### Exercise
Identify the lines containing the word "mIoU". Copy each one.

* Start Materials provided *

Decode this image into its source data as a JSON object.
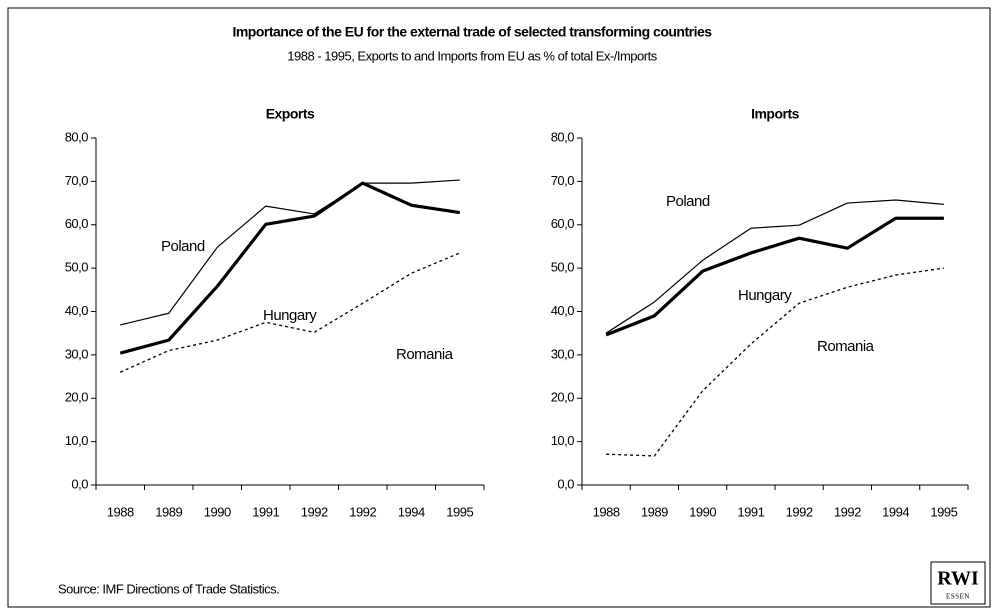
{
  "header": {
    "title": "Importance of the EU for the external trade of selected transforming countries",
    "subtitle": "1988 - 1995, Exports to and Imports from EU as % of total Ex-/Imports"
  },
  "chart_data": [
    {
      "type": "line",
      "title": "Exports",
      "categories": [
        "1988",
        "1989",
        "1990",
        "1991",
        "1992",
        "1992",
        "1994",
        "1995"
      ],
      "ylim": [
        0,
        80
      ],
      "yticks": [
        {
          "value": 0,
          "label": "0,0"
        },
        {
          "value": 10,
          "label": "10,0"
        },
        {
          "value": 20,
          "label": "20,0"
        },
        {
          "value": 30,
          "label": "30,0"
        },
        {
          "value": 40,
          "label": "40,0"
        },
        {
          "value": 50,
          "label": "50,0"
        },
        {
          "value": 60,
          "label": "60,0"
        },
        {
          "value": 70,
          "label": "70,0"
        },
        {
          "value": 80,
          "label": "80,0"
        }
      ],
      "grid": false,
      "series": [
        {
          "name": "Poland",
          "color": "#000000",
          "line_style": "thin",
          "values": [
            36.9,
            39.6,
            54.8,
            64.3,
            62.5,
            69.6,
            69.6,
            70.3
          ]
        },
        {
          "name": "Hungary",
          "color": "#000000",
          "line_style": "bold",
          "values": [
            30.4,
            33.4,
            45.8,
            60.1,
            62.0,
            69.6,
            64.5,
            62.8
          ]
        },
        {
          "name": "Romania",
          "color": "#000000",
          "line_style": "dotted",
          "values": [
            26.0,
            31.0,
            33.4,
            37.5,
            35.2,
            41.9,
            48.8,
            53.5
          ]
        }
      ]
    },
    {
      "type": "line",
      "title": "Imports",
      "categories": [
        "1988",
        "1989",
        "1990",
        "1991",
        "1992",
        "1992",
        "1994",
        "1995"
      ],
      "ylim": [
        0,
        80
      ],
      "yticks": [
        {
          "value": 0,
          "label": "0,0"
        },
        {
          "value": 10,
          "label": "10,0"
        },
        {
          "value": 20,
          "label": "20,0"
        },
        {
          "value": 30,
          "label": "30,0"
        },
        {
          "value": 40,
          "label": "40,0"
        },
        {
          "value": 50,
          "label": "50,0"
        },
        {
          "value": 60,
          "label": "60,0"
        },
        {
          "value": 70,
          "label": "70,0"
        },
        {
          "value": 80,
          "label": "80,0"
        }
      ],
      "grid": false,
      "series": [
        {
          "name": "Poland",
          "color": "#000000",
          "line_style": "thin",
          "values": [
            35.0,
            42.2,
            51.8,
            59.2,
            59.9,
            65.0,
            65.7,
            64.7
          ]
        },
        {
          "name": "Hungary",
          "color": "#000000",
          "line_style": "bold",
          "values": [
            34.6,
            39.0,
            49.3,
            53.5,
            56.9,
            54.6,
            61.5,
            61.5
          ]
        },
        {
          "name": "Romania",
          "color": "#000000",
          "line_style": "dotted",
          "values": [
            7.1,
            6.7,
            21.7,
            32.5,
            41.9,
            45.6,
            48.4,
            50.0
          ]
        }
      ]
    }
  ],
  "footer": {
    "source": "Source: IMF Directions of Trade Statistics.",
    "logo": {
      "name": "RWI",
      "city": "ESSEN"
    }
  }
}
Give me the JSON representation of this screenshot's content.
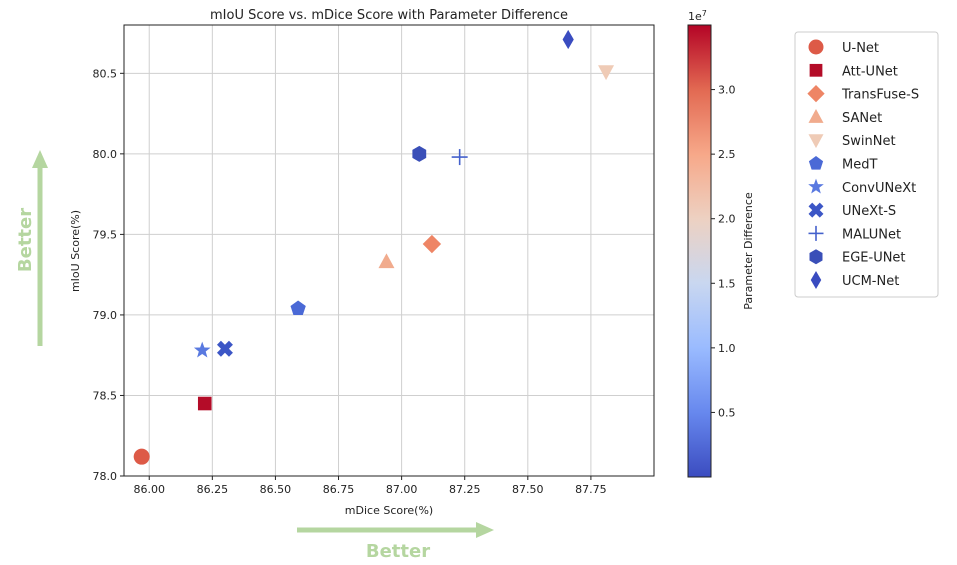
{
  "chart_data": {
    "type": "scatter",
    "title": "mIoU Score vs. mDice Score with Parameter Difference",
    "xlabel": "mDice Score(%)",
    "ylabel": "mIoU Score(%)",
    "xlim": [
      85.9,
      88.0
    ],
    "ylim": [
      78.0,
      80.8
    ],
    "xticks": [
      "86.00",
      "86.25",
      "86.50",
      "86.75",
      "87.00",
      "87.25",
      "87.50",
      "87.75"
    ],
    "yticks": [
      "78.0",
      "78.5",
      "79.0",
      "79.5",
      "80.0",
      "80.5"
    ],
    "grid": true,
    "legend_position": "outside-right",
    "series": [
      {
        "name": "U-Net",
        "marker": "circle",
        "color": "#dd5a47",
        "x": 85.97,
        "y": 78.12
      },
      {
        "name": "Att-UNet",
        "marker": "square",
        "color": "#b40c28",
        "x": 86.22,
        "y": 78.45
      },
      {
        "name": "TransFuse-S",
        "marker": "diamond",
        "color": "#ee8565",
        "x": 87.12,
        "y": 79.44
      },
      {
        "name": "SANet",
        "marker": "triangle-up",
        "color": "#f1ab8d",
        "x": 86.94,
        "y": 79.33
      },
      {
        "name": "SwinNet",
        "marker": "triangle-down",
        "color": "#efcbb6",
        "x": 87.81,
        "y": 80.51
      },
      {
        "name": "MedT",
        "marker": "pentagon",
        "color": "#4a69d6",
        "x": 86.59,
        "y": 79.04
      },
      {
        "name": "ConvUNeXt",
        "marker": "star",
        "color": "#5979e0",
        "x": 86.21,
        "y": 78.78
      },
      {
        "name": "UNeXt-S",
        "marker": "x-thick",
        "color": "#3c56c6",
        "x": 86.3,
        "y": 78.79
      },
      {
        "name": "MALUNet",
        "marker": "plus",
        "color": "#4461cc",
        "x": 87.23,
        "y": 79.98
      },
      {
        "name": "EGE-UNet",
        "marker": "hexagon",
        "color": "#3a4fb8",
        "x": 87.07,
        "y": 80.0
      },
      {
        "name": "UCM-Net",
        "marker": "thin-diamond",
        "color": "#3a4cc0",
        "x": 87.66,
        "y": 80.71
      }
    ],
    "colorbar": {
      "label": "Parameter Difference",
      "exponent": "1e7",
      "ticks": [
        "0.5",
        "1.0",
        "1.5",
        "2.0",
        "2.5",
        "3.0"
      ],
      "tick_values": [
        0.5,
        1.0,
        1.5,
        2.0,
        2.5,
        3.0
      ],
      "range": [
        0.0,
        3.5
      ],
      "colors": [
        "#3b4cc0",
        "#6788ee",
        "#9abbff",
        "#c9d7f0",
        "#edd1c2",
        "#f7a889",
        "#e26952",
        "#b40426"
      ]
    }
  },
  "annotations": {
    "better_x": "Better",
    "better_y": "Better",
    "arrow_color": "#b5d6a0"
  }
}
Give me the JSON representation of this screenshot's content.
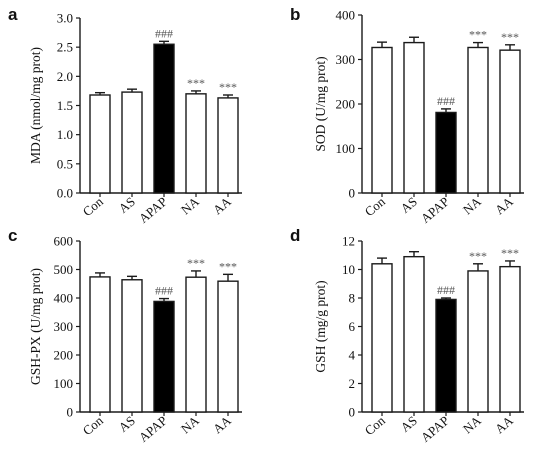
{
  "colors": {
    "axis": "#1a1a1a",
    "bar_open": "#ffffff",
    "bar_filled": "#000000",
    "annotation": "#555555"
  },
  "chart_data": [
    {
      "type": "bar",
      "panel_label": "a",
      "ylabel": "MDA (nmol/mg prot)",
      "ylim": [
        0,
        3.0
      ],
      "yticks": [
        "0.0",
        "0.5",
        "1.0",
        "1.5",
        "2.0",
        "2.5",
        "3.0"
      ],
      "categories": [
        "Con",
        "AS",
        "APAP",
        "NA",
        "AA"
      ],
      "values": [
        1.68,
        1.73,
        2.55,
        1.7,
        1.63
      ],
      "errors": [
        0.04,
        0.05,
        0.05,
        0.05,
        0.05
      ],
      "filled": [
        false,
        false,
        true,
        false,
        false
      ],
      "annotations": [
        "",
        "",
        "###",
        "***",
        "***"
      ]
    },
    {
      "type": "bar",
      "panel_label": "b",
      "ylabel": "SOD (U/mg prot)",
      "ylim": [
        0,
        400
      ],
      "yticks": [
        "0",
        "100",
        "200",
        "300",
        "400"
      ],
      "categories": [
        "Con",
        "AS",
        "APAP",
        "NA",
        "AA"
      ],
      "values": [
        327,
        338,
        181,
        327,
        321
      ],
      "errors": [
        12,
        12,
        8,
        11,
        12
      ],
      "filled": [
        false,
        false,
        true,
        false,
        false
      ],
      "annotations": [
        "",
        "",
        "###",
        "***",
        "***"
      ]
    },
    {
      "type": "bar",
      "panel_label": "c",
      "ylabel": "GSH-PX (U/mg prot)",
      "ylim": [
        0,
        600
      ],
      "yticks": [
        "0",
        "100",
        "200",
        "300",
        "400",
        "500",
        "600"
      ],
      "categories": [
        "Con",
        "AS",
        "APAP",
        "NA",
        "AA"
      ],
      "values": [
        474,
        464,
        388,
        473,
        459
      ],
      "errors": [
        14,
        12,
        10,
        22,
        24
      ],
      "filled": [
        false,
        false,
        true,
        false,
        false
      ],
      "annotations": [
        "",
        "",
        "###",
        "***",
        "***"
      ]
    },
    {
      "type": "bar",
      "panel_label": "d",
      "ylabel": "GSH (mg/g prot)",
      "ylim": [
        0,
        12
      ],
      "yticks": [
        "0",
        "2",
        "4",
        "6",
        "8",
        "10",
        "12"
      ],
      "categories": [
        "Con",
        "AS",
        "APAP",
        "NA",
        "AA"
      ],
      "values": [
        10.4,
        10.9,
        7.9,
        9.9,
        10.2
      ],
      "errors": [
        0.4,
        0.35,
        0.1,
        0.5,
        0.4
      ],
      "filled": [
        false,
        false,
        true,
        false,
        false
      ],
      "annotations": [
        "",
        "",
        "###",
        "***",
        "***"
      ]
    }
  ]
}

* End Materials provided *

### Written solution
    "title": "mIoU Score vs. mDice Score with Parameter Difference",
    "ylabel": "mIoU Score(%)",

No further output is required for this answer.